*What is needed*
All entries are to be given again verbatim.

——————

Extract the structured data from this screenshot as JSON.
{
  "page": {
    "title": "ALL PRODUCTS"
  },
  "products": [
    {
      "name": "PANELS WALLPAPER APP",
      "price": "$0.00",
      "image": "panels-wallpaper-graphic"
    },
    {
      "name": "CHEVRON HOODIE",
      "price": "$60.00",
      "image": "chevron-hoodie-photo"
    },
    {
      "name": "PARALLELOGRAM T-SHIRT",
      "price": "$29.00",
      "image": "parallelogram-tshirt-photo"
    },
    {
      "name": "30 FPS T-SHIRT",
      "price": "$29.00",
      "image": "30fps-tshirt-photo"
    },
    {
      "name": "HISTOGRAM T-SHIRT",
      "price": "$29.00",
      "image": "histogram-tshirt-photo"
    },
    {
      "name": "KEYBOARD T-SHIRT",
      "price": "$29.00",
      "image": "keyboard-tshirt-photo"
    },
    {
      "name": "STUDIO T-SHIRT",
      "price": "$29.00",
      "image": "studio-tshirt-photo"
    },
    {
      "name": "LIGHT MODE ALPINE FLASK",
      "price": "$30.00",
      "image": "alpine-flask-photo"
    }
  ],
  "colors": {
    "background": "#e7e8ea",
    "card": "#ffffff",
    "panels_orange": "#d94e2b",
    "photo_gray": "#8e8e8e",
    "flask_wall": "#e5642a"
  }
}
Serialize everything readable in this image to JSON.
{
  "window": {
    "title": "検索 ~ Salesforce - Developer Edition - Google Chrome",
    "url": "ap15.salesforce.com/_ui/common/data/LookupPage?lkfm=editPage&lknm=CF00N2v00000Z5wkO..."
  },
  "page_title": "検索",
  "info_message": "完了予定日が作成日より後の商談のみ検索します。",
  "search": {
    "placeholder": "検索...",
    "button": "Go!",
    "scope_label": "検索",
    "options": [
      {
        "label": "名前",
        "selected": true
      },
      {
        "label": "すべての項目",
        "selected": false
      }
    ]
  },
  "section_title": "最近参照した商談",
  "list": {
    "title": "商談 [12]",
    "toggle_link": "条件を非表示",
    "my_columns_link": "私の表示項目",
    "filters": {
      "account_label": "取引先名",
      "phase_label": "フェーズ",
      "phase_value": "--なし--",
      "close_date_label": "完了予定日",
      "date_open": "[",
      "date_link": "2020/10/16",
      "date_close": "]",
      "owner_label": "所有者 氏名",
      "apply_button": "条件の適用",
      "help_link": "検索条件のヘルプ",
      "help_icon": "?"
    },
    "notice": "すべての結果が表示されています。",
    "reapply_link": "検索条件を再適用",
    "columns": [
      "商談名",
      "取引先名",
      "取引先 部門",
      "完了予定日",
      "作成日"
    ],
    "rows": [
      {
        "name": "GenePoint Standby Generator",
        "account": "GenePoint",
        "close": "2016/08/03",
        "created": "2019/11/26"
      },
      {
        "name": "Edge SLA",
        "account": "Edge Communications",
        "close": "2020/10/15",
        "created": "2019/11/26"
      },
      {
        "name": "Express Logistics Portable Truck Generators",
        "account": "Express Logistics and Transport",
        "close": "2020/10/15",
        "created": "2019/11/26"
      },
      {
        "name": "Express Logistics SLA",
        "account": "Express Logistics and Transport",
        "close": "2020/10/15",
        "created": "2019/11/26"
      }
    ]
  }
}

——————

*Exercise response*
Extract the structured data from this screenshot as JSON.
{
  "page": {
    "title": "ALL PRODUCTS"
  },
  "products": [
    {
      "name": "PANELS WALLPAPER APP",
      "price": "$0.00",
      "image": "panels-wallpaper-graphic"
    },
    {
      "name": "CHEVRON HOODIE",
      "price": "$60.00",
      "image": "chevron-hoodie-photo"
    },
    {
      "name": "PARALLELOGRAM T-SHIRT",
      "price": "$29.00",
      "image": "parallelogram-tshirt-photo"
    },
    {
      "name": "30 FPS T-SHIRT",
      "price": "$29.00",
      "image": "30fps-tshirt-photo"
    },
    {
      "name": "HISTOGRAM T-SHIRT",
      "price": "$29.00",
      "image": "histogram-tshirt-photo"
    },
    {
      "name": "KEYBOARD T-SHIRT",
      "price": "$29.00",
      "image": "keyboard-tshirt-photo"
    },
    {
      "name": "STUDIO T-SHIRT",
      "price": "$29.00",
      "image": "studio-tshirt-photo"
    },
    {
      "name": "LIGHT MODE ALPINE FLASK",
      "price": "$30.00",
      "image": "alpine-flask-photo"
    }
  ],
  "colors": {
    "background": "#e7e8ea",
    "card": "#ffffff",
    "panels_orange": "#d94e2b",
    "photo_gray": "#8e8e8e",
    "flask_wall": "#e5642a"
  }
}
Serialize everything readable in this image to JSON.
{
  "window": {
    "title": "検索 ~ Salesforce - Developer Edition - Google Chrome",
    "url": "ap15.salesforce.com/_ui/common/data/LookupPage?lkfm=editPage&lknm=CF00N2v00000Z5wkO..."
  },
  "page_title": "検索",
  "info_message": "完了予定日が作成日より後の商談のみ検索します。",
  "search": {
    "placeholder": "検索...",
    "button": "Go!",
    "scope_label": "検索",
    "options": [
      {
        "label": "名前",
        "selected": true
      },
      {
        "label": "すべての項目",
        "selected": false
      }
    ]
  },
  "section_title": "最近参照した商談",
  "list": {
    "title": "商談 [12]",
    "toggle_link": "条件を非表示",
    "my_columns_link": "私の表示項目",
    "filters": {
      "account_label": "取引先名",
      "phase_label": "フェーズ",
      "phase_value": "--なし--",
      "close_date_label": "完了予定日",
      "date_open": "[",
      "date_link": "2020/10/16",
      "date_close": "]",
      "owner_label": "所有者 氏名",
      "apply_button": "条件の適用",
      "help_link": "検索条件のヘルプ",
      "help_icon": "?"
    },
    "notice": "すべての結果が表示されています。",
    "reapply_link": "検索条件を再適用",
    "columns": [
      "商談名",
      "取引先名",
      "取引先 部門",
      "完了予定日",
      "作成日"
    ],
    "rows": [
      {
        "name": "GenePoint Standby Generator",
        "account": "GenePoint",
        "close": "2016/08/03",
        "created": "2019/11/26"
      },
      {
        "name": "Edge SLA",
        "account": "Edge Communications",
        "close": "2020/10/15",
        "created": "2019/11/26"
      },
      {
        "name": "Express Logistics Portable Truck Generators",
        "account": "Express Logistics and Transport",
        "close": "2020/10/15",
        "created": "2019/11/26"
      },
      {
        "name": "Express Logistics SLA",
        "account": "Express Logistics and Transport",
        "close": "2020/10/15",
        "created": "2019/11/26"
      }
    ]
  }
}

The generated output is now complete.